INSTRUCCIONES DE TRABAJO
Transcribe sin cambios, del fragmento sobre el criterio de muerte cerebral, la parte que se abre con las palabras "Como era de" y se cierra con "de este modo.".

FRAGMENTO SELECCIONADO
Más allá de lo anecdótico, la historia consignada
en esta crónica periodística es uno de los tantos casos
que actualmente no hallan respuesta en el criterio de muerte cerebral,
criterio que para declarar muerto a un individuo exige que hayan cesado
irreversiblemente todas sus funciones cerebrales. A la luz de distintos
descubrimientos científicos, dicho criterio, elaborado en 1968
por un comité de expertos de la Facultad de Medicina de Harvard,
ha mostrado ciertas fisuras y contradicciones que demandan un replanteo
del marco conceptual que para los usos de la medicina indica
cuándo termina la vida, o en otras palabras, cuándo comienza
la muerte.
Del
respirador artificial al trasplante de corazón
Fue en medio de la epidemia de poliomielitis que se extendió
por el planeta en la década del cincuenta la noticia de que un
médico danés tuvo la brillante idea de inventar el respirador
artificial: al ver que los niños con polio morían por no
poder respirar, se le ocurrió utilizar bolsas de aire para bombear
oxígeno a los pulmones de los pequeños. Cuenta la historia
que durante una semana todos los estudiantes y todas las enfermeras de
la Facultad de Medicina de Copenhague (Dinamarca) bombearon manualmente
aire en los pulmones de niños con polio. Finalmente, estudiantes
y enfermeras pudieron descansar cuando el ingenioso médico decidió
incorporar una bomba de aire a la bolsa de aire.
Como era de esperar, el invento fue aceptado por todos los hospitales
del planeta. Es incontable la cantidad de personas que desde aquel entonces
salvaron sus vidas gracias al respirador artificial: víctimas deaccidentes,
personas con sobredosis de drogas o diabéticos que habían
caído en coma..., pero no todos los beneficiarios de esta nueva
tecnología fueron pacientes que tan sólo necesitaban una
asistencia respiratoria por un tiempo limitado. Como escribe el polémico
filósofo y bioeticista australiano Peter Singer en su libro Repensar
la vida y la muerte (Editorial Paidós, 1997), a otros pacientes
el respirador les aportó un beneficio mucho más dudoso:
seguían vivos y sus corazones continuaban latiendo, pero estaban
inconscientes y parecía que iban a seguir de este modo.
¿Durante cuánto tiempo podía continuar esto?
Con nuevas máquinas capaces de bombear aire a los pulmones indefinidamente,
no parecía haber un límite. La utilización de respiradores
en pacientes que habían perdido el conocimiento de forma irreversible
se estaba convirtiendo en un problema para los jefes de unidades de cuidados
intensivos. Empezaron a tener pesadillas con salas llenas de pacientes
irreversiblemente inconscientes, en las que cada uno necesitaba no sólo
un respirador y una cama, sino también una asistencia médica
especializada.

INFORMACIÓN PRESENTADA

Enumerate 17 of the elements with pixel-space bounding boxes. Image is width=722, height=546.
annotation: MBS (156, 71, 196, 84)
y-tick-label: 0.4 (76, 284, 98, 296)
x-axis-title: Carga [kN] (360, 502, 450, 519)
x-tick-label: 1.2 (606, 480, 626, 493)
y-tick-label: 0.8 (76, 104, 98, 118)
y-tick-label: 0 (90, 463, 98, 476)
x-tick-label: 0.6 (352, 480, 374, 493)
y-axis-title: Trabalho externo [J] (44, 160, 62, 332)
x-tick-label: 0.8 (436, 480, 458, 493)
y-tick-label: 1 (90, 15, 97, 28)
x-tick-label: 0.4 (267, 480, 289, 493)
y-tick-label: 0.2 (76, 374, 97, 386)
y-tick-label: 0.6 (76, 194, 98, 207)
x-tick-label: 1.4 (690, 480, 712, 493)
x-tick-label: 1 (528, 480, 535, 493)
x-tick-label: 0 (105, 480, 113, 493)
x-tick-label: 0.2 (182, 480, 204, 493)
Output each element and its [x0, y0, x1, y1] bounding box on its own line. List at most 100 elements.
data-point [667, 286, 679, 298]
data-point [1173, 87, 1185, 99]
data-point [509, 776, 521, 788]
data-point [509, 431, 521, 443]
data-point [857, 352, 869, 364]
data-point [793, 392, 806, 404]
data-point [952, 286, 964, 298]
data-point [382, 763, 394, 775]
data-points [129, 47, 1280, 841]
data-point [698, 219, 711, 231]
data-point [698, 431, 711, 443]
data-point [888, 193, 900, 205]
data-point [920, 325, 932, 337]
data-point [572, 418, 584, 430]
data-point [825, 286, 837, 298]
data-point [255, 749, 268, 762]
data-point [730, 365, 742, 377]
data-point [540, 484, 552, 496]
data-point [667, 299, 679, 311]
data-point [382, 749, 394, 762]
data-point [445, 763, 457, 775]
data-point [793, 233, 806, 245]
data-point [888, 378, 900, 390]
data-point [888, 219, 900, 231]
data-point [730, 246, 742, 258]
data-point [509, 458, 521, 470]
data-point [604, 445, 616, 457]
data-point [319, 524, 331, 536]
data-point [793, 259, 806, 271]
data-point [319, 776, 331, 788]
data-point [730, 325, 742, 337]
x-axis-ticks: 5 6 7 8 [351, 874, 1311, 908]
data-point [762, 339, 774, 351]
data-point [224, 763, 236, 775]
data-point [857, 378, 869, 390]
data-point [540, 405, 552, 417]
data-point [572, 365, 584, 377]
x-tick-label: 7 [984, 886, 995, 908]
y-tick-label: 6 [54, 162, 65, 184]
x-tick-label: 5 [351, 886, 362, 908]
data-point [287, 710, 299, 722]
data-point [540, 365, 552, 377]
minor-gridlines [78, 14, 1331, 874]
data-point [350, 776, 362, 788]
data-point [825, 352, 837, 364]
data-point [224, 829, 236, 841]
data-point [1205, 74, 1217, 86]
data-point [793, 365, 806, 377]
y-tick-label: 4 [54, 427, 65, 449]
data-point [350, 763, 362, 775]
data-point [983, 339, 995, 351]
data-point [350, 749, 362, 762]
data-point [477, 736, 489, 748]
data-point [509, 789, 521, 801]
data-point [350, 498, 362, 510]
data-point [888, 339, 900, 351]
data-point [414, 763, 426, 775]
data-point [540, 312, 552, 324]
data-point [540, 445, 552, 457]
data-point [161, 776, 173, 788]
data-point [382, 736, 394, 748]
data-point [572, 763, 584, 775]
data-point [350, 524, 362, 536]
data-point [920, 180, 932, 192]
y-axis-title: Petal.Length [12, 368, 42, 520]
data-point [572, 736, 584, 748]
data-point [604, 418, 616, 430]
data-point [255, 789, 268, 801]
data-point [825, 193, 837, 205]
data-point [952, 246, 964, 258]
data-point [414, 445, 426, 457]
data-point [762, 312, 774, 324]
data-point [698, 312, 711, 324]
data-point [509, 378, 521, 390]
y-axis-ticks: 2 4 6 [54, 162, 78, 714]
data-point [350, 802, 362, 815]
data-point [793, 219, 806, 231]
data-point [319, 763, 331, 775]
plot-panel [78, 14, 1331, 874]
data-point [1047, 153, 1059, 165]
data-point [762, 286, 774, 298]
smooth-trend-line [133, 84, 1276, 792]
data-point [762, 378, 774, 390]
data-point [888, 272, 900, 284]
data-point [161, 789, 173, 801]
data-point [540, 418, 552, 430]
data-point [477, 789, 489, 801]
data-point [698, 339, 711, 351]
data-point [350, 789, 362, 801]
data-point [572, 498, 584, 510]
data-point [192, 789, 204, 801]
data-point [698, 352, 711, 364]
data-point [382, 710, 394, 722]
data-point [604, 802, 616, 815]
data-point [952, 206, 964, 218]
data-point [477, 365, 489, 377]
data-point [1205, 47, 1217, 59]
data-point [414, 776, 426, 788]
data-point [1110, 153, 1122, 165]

SOLUCIÓN
Como era de esperar, el invento fue aceptado por todos los hospitales
del planeta. Es incontable la cantidad de personas que desde aquel entonces
salvaron sus vidas gracias al respirador artificial: víctimas deaccidentes,
personas con sobredosis de drogas o diabéticos que habían
caído en coma..., pero no todos los beneficiarios de esta nueva
tecnología fueron pacientes que tan sólo necesitaban una
asistencia respiratoria por un tiempo limitado. Como escribe el polémico
filósofo y bioeticista australiano Peter Singer en su libro Repensar
la vida y la muerte (Editorial Paidós, 1997), a otros pacientes
el respirador les aportó un beneficio mucho más dudoso:
seguían vivos y sus corazones continuaban latiendo, pero estaban
inconscientes y parecía que iban a seguir de este modo.